--- Start ---

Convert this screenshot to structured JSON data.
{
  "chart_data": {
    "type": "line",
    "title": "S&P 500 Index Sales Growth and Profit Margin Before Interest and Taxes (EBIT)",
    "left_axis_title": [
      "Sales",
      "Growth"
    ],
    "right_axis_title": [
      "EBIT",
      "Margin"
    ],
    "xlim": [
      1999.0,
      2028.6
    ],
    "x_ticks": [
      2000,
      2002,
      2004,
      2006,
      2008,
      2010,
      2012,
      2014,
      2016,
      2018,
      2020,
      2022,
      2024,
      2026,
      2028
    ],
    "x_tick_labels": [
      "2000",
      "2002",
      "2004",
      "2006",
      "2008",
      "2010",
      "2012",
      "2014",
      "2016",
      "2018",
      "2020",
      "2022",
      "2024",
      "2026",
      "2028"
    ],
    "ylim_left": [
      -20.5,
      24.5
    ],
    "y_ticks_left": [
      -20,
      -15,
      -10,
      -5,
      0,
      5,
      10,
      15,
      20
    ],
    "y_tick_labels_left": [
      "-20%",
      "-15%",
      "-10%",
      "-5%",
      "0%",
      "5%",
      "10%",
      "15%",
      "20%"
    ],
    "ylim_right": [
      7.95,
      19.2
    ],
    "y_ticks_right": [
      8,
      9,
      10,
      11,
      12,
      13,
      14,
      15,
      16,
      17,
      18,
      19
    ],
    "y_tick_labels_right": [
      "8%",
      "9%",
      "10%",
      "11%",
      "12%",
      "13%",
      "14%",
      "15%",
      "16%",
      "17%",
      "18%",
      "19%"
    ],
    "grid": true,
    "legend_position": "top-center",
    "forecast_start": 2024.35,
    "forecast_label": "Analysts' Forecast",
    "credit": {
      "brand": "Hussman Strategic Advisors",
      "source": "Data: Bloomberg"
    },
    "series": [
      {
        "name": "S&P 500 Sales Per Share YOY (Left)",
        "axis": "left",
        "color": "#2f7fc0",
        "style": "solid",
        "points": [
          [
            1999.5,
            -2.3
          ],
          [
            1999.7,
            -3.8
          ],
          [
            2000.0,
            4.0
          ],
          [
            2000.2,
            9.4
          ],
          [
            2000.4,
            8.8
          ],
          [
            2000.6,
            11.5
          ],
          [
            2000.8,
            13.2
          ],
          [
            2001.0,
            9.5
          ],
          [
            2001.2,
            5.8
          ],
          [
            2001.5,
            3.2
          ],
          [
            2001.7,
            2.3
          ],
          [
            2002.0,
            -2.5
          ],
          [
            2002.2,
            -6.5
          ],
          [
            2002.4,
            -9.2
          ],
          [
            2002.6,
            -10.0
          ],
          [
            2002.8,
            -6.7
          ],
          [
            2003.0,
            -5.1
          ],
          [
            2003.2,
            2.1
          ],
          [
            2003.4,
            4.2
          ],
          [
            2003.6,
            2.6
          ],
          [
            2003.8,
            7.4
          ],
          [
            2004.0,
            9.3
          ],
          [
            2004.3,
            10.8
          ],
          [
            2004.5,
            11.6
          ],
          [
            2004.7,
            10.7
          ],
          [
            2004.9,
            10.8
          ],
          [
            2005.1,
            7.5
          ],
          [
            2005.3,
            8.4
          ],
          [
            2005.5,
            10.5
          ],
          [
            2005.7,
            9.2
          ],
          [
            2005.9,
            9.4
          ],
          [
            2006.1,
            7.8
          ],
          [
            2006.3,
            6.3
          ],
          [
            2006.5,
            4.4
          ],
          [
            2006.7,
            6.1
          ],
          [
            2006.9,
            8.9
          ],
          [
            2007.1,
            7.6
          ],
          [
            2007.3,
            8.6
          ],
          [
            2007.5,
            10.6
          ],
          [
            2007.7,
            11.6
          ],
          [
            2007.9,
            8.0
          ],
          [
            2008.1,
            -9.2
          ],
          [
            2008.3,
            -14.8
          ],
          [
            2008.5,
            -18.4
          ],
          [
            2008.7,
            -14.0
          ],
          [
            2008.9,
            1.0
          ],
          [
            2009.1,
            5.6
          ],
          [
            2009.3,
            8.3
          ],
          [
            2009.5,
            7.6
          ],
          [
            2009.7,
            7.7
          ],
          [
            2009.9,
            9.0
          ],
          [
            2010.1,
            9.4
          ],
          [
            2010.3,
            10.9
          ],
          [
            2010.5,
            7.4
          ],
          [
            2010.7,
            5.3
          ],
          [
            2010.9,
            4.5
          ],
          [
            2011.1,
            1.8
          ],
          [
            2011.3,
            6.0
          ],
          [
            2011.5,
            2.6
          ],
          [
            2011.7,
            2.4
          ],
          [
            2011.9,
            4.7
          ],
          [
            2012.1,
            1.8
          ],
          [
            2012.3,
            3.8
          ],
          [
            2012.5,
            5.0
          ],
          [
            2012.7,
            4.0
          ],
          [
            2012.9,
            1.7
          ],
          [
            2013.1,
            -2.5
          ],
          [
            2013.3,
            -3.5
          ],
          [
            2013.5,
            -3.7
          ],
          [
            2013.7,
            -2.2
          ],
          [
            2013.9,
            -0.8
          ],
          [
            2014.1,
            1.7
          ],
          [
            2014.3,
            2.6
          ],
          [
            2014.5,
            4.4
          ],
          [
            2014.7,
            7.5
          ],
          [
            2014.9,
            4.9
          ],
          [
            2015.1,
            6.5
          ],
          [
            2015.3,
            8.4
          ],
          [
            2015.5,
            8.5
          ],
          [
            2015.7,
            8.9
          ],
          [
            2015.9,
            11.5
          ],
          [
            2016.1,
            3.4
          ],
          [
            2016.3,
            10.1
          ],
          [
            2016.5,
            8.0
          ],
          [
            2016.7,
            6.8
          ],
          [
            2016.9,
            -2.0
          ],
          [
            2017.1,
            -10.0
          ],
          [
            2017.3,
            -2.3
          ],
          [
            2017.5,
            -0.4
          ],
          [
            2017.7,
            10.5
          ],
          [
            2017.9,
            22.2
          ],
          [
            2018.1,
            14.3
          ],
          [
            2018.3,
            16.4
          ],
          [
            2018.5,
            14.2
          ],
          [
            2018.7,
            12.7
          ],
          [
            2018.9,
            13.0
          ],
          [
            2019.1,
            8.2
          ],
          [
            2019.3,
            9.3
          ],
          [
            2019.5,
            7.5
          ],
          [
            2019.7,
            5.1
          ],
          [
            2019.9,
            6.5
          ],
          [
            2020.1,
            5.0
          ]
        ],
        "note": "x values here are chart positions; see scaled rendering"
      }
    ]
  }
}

--- End ---

Exercise objective:
Count how many lines of the material hold the string "Margin". Give the number and nothing more.

Finished exercise:
2